Source data:

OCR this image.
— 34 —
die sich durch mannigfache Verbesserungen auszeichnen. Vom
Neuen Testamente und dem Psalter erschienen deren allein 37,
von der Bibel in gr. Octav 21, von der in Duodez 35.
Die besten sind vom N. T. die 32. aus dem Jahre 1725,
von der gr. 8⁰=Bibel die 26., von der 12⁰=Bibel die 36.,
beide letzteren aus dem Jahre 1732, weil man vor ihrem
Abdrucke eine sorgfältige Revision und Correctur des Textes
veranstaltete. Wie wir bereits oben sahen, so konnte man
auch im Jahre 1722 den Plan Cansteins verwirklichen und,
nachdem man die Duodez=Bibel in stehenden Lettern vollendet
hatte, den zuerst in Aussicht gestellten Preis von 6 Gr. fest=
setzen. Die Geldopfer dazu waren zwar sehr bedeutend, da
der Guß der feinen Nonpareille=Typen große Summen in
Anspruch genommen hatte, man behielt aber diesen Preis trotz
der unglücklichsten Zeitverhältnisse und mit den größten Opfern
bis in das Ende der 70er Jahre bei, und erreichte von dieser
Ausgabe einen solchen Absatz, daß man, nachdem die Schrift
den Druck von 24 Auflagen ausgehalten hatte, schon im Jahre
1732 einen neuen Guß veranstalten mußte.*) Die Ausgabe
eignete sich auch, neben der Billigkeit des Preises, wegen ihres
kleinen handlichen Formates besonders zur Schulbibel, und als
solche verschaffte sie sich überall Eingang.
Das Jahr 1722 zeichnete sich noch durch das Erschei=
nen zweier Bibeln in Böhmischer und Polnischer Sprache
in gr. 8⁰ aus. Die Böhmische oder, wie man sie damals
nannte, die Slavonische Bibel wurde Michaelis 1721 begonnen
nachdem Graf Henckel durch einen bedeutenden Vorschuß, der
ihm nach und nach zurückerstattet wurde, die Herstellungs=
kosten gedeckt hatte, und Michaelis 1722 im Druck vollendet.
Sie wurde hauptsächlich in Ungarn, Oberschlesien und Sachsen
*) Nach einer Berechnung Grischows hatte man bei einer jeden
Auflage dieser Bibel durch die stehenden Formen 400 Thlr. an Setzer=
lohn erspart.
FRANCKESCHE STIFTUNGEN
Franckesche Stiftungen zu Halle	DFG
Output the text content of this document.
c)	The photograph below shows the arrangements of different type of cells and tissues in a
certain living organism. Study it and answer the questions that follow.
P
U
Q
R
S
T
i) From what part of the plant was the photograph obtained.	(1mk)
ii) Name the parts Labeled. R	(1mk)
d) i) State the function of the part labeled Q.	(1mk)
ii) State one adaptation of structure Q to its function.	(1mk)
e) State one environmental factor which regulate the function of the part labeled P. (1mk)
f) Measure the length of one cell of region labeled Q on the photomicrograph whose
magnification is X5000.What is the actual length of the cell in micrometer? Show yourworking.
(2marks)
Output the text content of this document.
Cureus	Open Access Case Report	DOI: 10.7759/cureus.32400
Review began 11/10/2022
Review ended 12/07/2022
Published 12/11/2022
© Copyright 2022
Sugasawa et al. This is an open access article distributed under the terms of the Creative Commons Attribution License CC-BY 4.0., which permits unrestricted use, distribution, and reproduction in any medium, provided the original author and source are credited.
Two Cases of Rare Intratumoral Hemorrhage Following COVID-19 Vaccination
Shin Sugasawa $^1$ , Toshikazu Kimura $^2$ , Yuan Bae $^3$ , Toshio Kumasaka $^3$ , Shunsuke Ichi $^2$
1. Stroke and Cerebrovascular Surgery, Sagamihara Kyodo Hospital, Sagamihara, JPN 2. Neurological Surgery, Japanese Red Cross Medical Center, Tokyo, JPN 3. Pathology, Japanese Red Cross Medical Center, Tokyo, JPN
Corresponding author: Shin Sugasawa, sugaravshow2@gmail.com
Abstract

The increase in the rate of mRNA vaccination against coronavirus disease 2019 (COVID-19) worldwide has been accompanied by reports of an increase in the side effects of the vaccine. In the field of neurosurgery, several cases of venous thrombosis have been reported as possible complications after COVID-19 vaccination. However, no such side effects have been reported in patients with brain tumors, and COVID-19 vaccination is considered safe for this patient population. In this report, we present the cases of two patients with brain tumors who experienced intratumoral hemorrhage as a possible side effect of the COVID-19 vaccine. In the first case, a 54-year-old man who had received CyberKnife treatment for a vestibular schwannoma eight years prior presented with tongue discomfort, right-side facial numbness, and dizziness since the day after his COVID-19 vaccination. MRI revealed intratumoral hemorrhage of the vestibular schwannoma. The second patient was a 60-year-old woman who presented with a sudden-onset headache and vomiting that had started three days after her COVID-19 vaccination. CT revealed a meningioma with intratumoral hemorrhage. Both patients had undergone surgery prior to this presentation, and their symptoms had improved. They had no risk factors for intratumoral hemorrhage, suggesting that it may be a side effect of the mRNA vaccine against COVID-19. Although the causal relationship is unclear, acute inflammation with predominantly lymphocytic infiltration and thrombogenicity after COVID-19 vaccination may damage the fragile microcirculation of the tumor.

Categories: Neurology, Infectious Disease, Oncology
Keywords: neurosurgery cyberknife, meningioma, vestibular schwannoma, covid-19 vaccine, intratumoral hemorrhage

Requirement:
Using the data above, state the number of lines that contain the word "Jahre"; add nothing else.

Finished task:
5